TASK STATEMENT:
What follows is a set of records, each of which is to be written out exactly.

RECORDED DATA:
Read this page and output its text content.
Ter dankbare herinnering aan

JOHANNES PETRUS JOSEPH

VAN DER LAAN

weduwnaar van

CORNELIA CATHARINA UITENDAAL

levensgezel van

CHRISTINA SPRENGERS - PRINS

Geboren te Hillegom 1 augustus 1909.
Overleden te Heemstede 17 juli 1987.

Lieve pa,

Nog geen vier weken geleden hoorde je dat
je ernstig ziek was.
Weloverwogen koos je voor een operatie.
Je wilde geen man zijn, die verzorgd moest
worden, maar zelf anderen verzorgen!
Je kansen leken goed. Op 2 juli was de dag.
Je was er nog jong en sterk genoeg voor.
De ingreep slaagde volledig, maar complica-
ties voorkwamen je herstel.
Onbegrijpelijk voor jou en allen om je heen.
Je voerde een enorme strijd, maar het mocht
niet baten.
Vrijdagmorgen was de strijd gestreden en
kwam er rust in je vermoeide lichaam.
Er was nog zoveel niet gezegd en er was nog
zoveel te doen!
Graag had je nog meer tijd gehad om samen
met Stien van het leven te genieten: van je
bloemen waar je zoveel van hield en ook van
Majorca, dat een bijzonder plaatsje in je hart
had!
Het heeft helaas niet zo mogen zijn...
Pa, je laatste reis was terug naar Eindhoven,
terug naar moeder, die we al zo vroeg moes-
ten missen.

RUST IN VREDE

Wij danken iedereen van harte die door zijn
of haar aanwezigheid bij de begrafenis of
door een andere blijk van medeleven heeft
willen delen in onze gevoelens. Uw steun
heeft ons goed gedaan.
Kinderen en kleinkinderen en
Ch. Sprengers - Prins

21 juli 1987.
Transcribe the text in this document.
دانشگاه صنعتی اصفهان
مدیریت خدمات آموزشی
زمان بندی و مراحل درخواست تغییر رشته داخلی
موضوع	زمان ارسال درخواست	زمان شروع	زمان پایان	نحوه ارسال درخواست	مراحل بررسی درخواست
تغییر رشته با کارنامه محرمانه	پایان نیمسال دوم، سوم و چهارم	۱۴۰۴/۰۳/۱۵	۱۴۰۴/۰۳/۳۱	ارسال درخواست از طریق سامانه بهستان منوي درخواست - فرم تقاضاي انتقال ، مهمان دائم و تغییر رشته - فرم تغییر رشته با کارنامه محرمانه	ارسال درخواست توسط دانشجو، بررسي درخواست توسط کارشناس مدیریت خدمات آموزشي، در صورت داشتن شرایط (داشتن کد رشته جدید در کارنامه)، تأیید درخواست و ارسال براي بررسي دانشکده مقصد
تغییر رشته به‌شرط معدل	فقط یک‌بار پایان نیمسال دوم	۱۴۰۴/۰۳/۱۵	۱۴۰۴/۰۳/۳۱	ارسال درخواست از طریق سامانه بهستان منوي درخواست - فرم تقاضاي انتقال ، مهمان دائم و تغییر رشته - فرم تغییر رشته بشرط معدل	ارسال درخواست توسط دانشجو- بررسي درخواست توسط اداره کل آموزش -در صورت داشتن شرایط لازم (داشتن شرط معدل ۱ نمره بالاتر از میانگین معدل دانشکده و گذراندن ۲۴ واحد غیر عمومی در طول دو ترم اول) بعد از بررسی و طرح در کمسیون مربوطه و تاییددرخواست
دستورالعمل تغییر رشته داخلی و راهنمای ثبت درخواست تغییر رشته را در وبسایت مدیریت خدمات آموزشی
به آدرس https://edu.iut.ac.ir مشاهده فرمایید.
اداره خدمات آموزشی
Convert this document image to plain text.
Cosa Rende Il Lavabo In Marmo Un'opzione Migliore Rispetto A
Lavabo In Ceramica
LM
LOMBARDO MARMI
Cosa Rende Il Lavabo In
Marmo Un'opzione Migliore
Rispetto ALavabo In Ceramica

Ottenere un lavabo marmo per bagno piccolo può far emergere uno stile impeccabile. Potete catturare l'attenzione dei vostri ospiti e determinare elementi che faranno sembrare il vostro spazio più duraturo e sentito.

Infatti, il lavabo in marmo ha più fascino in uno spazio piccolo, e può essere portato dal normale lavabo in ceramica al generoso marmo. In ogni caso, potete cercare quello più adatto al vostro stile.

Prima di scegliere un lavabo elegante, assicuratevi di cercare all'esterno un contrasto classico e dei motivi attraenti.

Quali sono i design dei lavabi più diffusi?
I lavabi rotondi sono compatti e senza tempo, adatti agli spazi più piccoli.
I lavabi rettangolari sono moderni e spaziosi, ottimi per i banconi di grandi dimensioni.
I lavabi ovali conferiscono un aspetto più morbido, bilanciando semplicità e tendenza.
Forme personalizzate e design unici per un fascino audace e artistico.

SOLUTION FOR THIS PROBLEM:
Read this page and output its text content.
Ter dankbare herinnering aan

JOHANNES PETRUS JOSEPH

VAN DER LAAN

weduwnaar van

CORNELIA CATHARINA UITENDAAL

levensgezel van

CHRISTINA SPRENGERS - PRINS

Geboren te Hillegom 1 augustus 1909.
Overleden te Heemstede 17 juli 1987.

Lieve pa,

Nog geen vier weken geleden hoorde je dat
je ernstig ziek was.
Weloverwogen koos je voor een operatie.
Je wilde geen man zijn, die verzorgd moest
worden, maar zelf anderen verzorgen!
Je kansen leken goed. Op 2 juli was de dag.
Je was er nog jong en sterk genoeg voor.
De ingreep slaagde volledig, maar complica-
ties voorkwamen je herstel.
Onbegrijpelijk voor jou en allen om je heen.
Je voerde een enorme strijd, maar het mocht
niet baten.
Vrijdagmorgen was de strijd gestreden en
kwam er rust in je vermoeide lichaam.
Er was nog zoveel niet gezegd en er was nog
zoveel te doen!
Graag had je nog meer tijd gehad om samen
met Stien van het leven te genieten: van je
bloemen waar je zoveel van hield en ook van
Majorca, dat een bijzonder plaatsje in je hart
had!
Het heeft helaas niet zo mogen zijn...
Pa, je laatste reis was terug naar Eindhoven,
terug naar moeder, die we al zo vroeg moes-
ten missen.

RUST IN VREDE

Wij danken iedereen van harte die door zijn
of haar aanwezigheid bij de begrafenis of
door een andere blijk van medeleven heeft
willen delen in onze gevoelens. Uw steun
heeft ons goed gedaan.
Kinderen en kleinkinderen en
Ch. Sprengers - Prins

21 juli 1987.
Transcribe the text in this document.
دانشگاه صنعتی اصفهان
مدیریت خدمات آموزشی
زمان بندی و مراحل درخواست تغییر رشته داخلی
موضوع	زمان ارسال درخواست	زمان شروع	زمان پایان	نحوه ارسال درخواست	مراحل بررسی درخواست
تغییر رشته با کارنامه محرمانه	پایان نیمسال دوم، سوم و چهارم	۱۴۰۴/۰۳/۱۵	۱۴۰۴/۰۳/۳۱	ارسال درخواست از طریق سامانه بهستان منوي درخواست - فرم تقاضاي انتقال ، مهمان دائم و تغییر رشته - فرم تغییر رشته با کارنامه محرمانه	ارسال درخواست توسط دانشجو، بررسي درخواست توسط کارشناس مدیریت خدمات آموزشي، در صورت داشتن شرایط (داشتن کد رشته جدید در کارنامه)، تأیید درخواست و ارسال براي بررسي دانشکده مقصد
تغییر رشته به‌شرط معدل	فقط یک‌بار پایان نیمسال دوم	۱۴۰۴/۰۳/۱۵	۱۴۰۴/۰۳/۳۱	ارسال درخواست از طریق سامانه بهستان منوي درخواست - فرم تقاضاي انتقال ، مهمان دائم و تغییر رشته - فرم تغییر رشته بشرط معدل	ارسال درخواست توسط دانشجو- بررسي درخواست توسط اداره کل آموزش -در صورت داشتن شرایط لازم (داشتن شرط معدل ۱ نمره بالاتر از میانگین معدل دانشکده و گذراندن ۲۴ واحد غیر عمومی در طول دو ترم اول) بعد از بررسی و طرح در کمسیون مربوطه و تاییددرخواست
دستورالعمل تغییر رشته داخلی و راهنمای ثبت درخواست تغییر رشته را در وبسایت مدیریت خدمات آموزشی
به آدرس https://edu.iut.ac.ir مشاهده فرمایید.
اداره خدمات آموزشی
Convert this document image to plain text.
Cosa Rende Il Lavabo In Marmo Un'opzione Migliore Rispetto A
Lavabo In Ceramica
LM
LOMBARDO MARMI
Cosa Rende Il Lavabo In
Marmo Un'opzione Migliore
Rispetto ALavabo In Ceramica

Ottenere un lavabo marmo per bagno piccolo può far emergere uno stile impeccabile. Potete catturare l'attenzione dei vostri ospiti e determinare elementi che faranno sembrare il vostro spazio più duraturo e sentito.

Infatti, il lavabo in marmo ha più fascino in uno spazio piccolo, e può essere portato dal normale lavabo in ceramica al generoso marmo. In ogni caso, potete cercare quello più adatto al vostro stile.

Prima di scegliere un lavabo elegante, assicuratevi di cercare all'esterno un contrasto classico e dei motivi attraenti.

Quali sono i design dei lavabi più diffusi?
I lavabi rotondi sono compatti e senza tempo, adatti agli spazi più piccoli.
I lavabi rettangolari sono moderni e spaziosi, ottimi per i banconi di grandi dimensioni.
I lavabi ovali conferiscono un aspetto più morbido, bilanciando semplicità e tendenza.
Forme personalizzate e design unici per un fascino audace e artistico.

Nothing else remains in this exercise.